_STATED PROBLEM_
Copy the lines that follow, keeping every character the same.

Start of DATA LINES

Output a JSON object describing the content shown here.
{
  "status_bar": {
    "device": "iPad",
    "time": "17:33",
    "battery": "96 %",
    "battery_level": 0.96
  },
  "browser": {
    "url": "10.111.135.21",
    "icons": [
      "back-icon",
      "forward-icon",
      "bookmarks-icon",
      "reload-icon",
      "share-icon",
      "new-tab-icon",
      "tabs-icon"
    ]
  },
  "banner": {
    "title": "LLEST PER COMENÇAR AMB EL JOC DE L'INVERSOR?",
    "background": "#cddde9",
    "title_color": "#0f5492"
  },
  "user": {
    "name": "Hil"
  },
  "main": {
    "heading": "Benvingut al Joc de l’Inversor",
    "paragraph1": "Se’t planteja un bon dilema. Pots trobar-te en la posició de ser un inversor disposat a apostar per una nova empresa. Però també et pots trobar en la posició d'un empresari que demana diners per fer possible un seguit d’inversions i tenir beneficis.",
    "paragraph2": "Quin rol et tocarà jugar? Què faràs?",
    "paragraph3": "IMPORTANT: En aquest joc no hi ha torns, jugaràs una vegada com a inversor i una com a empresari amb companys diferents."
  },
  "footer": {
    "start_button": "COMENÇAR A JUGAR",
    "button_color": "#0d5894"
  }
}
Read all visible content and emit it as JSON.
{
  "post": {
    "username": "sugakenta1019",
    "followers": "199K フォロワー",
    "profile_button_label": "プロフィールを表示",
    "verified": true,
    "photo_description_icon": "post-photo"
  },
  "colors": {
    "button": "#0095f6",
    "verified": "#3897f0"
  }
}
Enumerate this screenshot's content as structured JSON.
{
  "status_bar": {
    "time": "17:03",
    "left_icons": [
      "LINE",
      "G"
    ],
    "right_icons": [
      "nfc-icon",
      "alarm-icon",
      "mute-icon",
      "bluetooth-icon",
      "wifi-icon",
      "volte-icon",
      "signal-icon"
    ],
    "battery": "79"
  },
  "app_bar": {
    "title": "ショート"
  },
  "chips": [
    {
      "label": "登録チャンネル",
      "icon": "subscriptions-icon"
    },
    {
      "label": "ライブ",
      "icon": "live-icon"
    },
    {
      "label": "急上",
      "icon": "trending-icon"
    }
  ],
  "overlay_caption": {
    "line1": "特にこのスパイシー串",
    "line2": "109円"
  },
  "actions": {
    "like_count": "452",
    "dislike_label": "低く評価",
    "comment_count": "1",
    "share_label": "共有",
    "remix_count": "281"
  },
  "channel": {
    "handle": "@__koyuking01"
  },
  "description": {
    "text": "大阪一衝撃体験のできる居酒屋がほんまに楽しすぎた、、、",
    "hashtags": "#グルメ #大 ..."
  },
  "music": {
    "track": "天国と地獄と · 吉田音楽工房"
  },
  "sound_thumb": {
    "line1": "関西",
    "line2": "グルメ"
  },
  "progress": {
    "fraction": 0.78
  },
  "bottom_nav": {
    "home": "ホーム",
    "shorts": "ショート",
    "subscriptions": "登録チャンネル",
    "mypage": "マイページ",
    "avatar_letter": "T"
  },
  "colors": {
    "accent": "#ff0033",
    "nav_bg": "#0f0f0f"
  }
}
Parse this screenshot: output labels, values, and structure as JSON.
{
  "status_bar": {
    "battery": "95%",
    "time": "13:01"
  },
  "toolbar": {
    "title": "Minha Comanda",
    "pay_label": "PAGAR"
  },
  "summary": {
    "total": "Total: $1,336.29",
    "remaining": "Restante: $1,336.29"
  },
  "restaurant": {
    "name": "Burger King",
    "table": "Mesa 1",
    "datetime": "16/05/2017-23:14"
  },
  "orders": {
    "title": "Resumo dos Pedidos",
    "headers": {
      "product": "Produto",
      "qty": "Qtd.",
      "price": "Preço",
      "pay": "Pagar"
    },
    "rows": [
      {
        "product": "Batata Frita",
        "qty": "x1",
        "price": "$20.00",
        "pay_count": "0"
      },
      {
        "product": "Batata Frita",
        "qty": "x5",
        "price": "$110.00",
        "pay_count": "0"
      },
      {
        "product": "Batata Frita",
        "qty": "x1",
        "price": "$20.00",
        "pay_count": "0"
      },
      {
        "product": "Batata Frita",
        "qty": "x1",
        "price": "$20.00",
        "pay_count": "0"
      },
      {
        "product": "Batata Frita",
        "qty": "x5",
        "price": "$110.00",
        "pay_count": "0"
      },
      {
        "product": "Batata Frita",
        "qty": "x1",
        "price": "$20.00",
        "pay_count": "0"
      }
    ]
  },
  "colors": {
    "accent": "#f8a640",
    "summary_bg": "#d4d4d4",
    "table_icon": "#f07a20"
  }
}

End of DATA LINES

_SOLUTION BELOW_
Output a JSON object describing the content shown here.
{
  "status_bar": {
    "device": "iPad",
    "time": "17:33",
    "battery": "96 %",
    "battery_level": 0.96
  },
  "browser": {
    "url": "10.111.135.21",
    "icons": [
      "back-icon",
      "forward-icon",
      "bookmarks-icon",
      "reload-icon",
      "share-icon",
      "new-tab-icon",
      "tabs-icon"
    ]
  },
  "banner": {
    "title": "LLEST PER COMENÇAR AMB EL JOC DE L'INVERSOR?",
    "background": "#cddde9",
    "title_color": "#0f5492"
  },
  "user": {
    "name": "Hil"
  },
  "main": {
    "heading": "Benvingut al Joc de l’Inversor",
    "paragraph1": "Se’t planteja un bon dilema. Pots trobar-te en la posició de ser un inversor disposat a apostar per una nova empresa. Però també et pots trobar en la posició d'un empresari que demana diners per fer possible un seguit d’inversions i tenir beneficis.",
    "paragraph2": "Quin rol et tocarà jugar? Què faràs?",
    "paragraph3": "IMPORTANT: En aquest joc no hi ha torns, jugaràs una vegada com a inversor i una com a empresari amb companys diferents."
  },
  "footer": {
    "start_button": "COMENÇAR A JUGAR",
    "button_color": "#0d5894"
  }
}
Read all visible content and emit it as JSON.
{
  "post": {
    "username": "sugakenta1019",
    "followers": "199K フォロワー",
    "profile_button_label": "プロフィールを表示",
    "verified": true,
    "photo_description_icon": "post-photo"
  },
  "colors": {
    "button": "#0095f6",
    "verified": "#3897f0"
  }
}
Enumerate this screenshot's content as structured JSON.
{
  "status_bar": {
    "time": "17:03",
    "left_icons": [
      "LINE",
      "G"
    ],
    "right_icons": [
      "nfc-icon",
      "alarm-icon",
      "mute-icon",
      "bluetooth-icon",
      "wifi-icon",
      "volte-icon",
      "signal-icon"
    ],
    "battery": "79"
  },
  "app_bar": {
    "title": "ショート"
  },
  "chips": [
    {
      "label": "登録チャンネル",
      "icon": "subscriptions-icon"
    },
    {
      "label": "ライブ",
      "icon": "live-icon"
    },
    {
      "label": "急上",
      "icon": "trending-icon"
    }
  ],
  "overlay_caption": {
    "line1": "特にこのスパイシー串",
    "line2": "109円"
  },
  "actions": {
    "like_count": "452",
    "dislike_label": "低く評価",
    "comment_count": "1",
    "share_label": "共有",
    "remix_count": "281"
  },
  "channel": {
    "handle": "@__koyuking01"
  },
  "description": {
    "text": "大阪一衝撃体験のできる居酒屋がほんまに楽しすぎた、、、",
    "hashtags": "#グルメ #大 ..."
  },
  "music": {
    "track": "天国と地獄と · 吉田音楽工房"
  },
  "sound_thumb": {
    "line1": "関西",
    "line2": "グルメ"
  },
  "progress": {
    "fraction": 0.78
  },
  "bottom_nav": {
    "home": "ホーム",
    "shorts": "ショート",
    "subscriptions": "登録チャンネル",
    "mypage": "マイページ",
    "avatar_letter": "T"
  },
  "colors": {
    "accent": "#ff0033",
    "nav_bg": "#0f0f0f"
  }
}
Parse this screenshot: output labels, values, and structure as JSON.
{
  "status_bar": {
    "battery": "95%",
    "time": "13:01"
  },
  "toolbar": {
    "title": "Minha Comanda",
    "pay_label": "PAGAR"
  },
  "summary": {
    "total": "Total: $1,336.29",
    "remaining": "Restante: $1,336.29"
  },
  "restaurant": {
    "name": "Burger King",
    "table": "Mesa 1",
    "datetime": "16/05/2017-23:14"
  },
  "orders": {
    "title": "Resumo dos Pedidos",
    "headers": {
      "product": "Produto",
      "qty": "Qtd.",
      "price": "Preço",
      "pay": "Pagar"
    },
    "rows": [
      {
        "product": "Batata Frita",
        "qty": "x1",
        "price": "$20.00",
        "pay_count": "0"
      },
      {
        "product": "Batata Frita",
        "qty": "x5",
        "price": "$110.00",
        "pay_count": "0"
      },
      {
        "product": "Batata Frita",
        "qty": "x1",
        "price": "$20.00",
        "pay_count": "0"
      },
      {
        "product": "Batata Frita",
        "qty": "x1",
        "price": "$20.00",
        "pay_count": "0"
      },
      {
        "product": "Batata Frita",
        "qty": "x5",
        "price": "$110.00",
        "pay_count": "0"
      },
      {
        "product": "Batata Frita",
        "qty": "x1",
        "price": "$20.00",
        "pay_count": "0"
      }
    ]
  },
  "colors": {
    "accent": "#f8a640",
    "summary_bg": "#d4d4d4",
    "table_icon": "#f07a20"
  }
}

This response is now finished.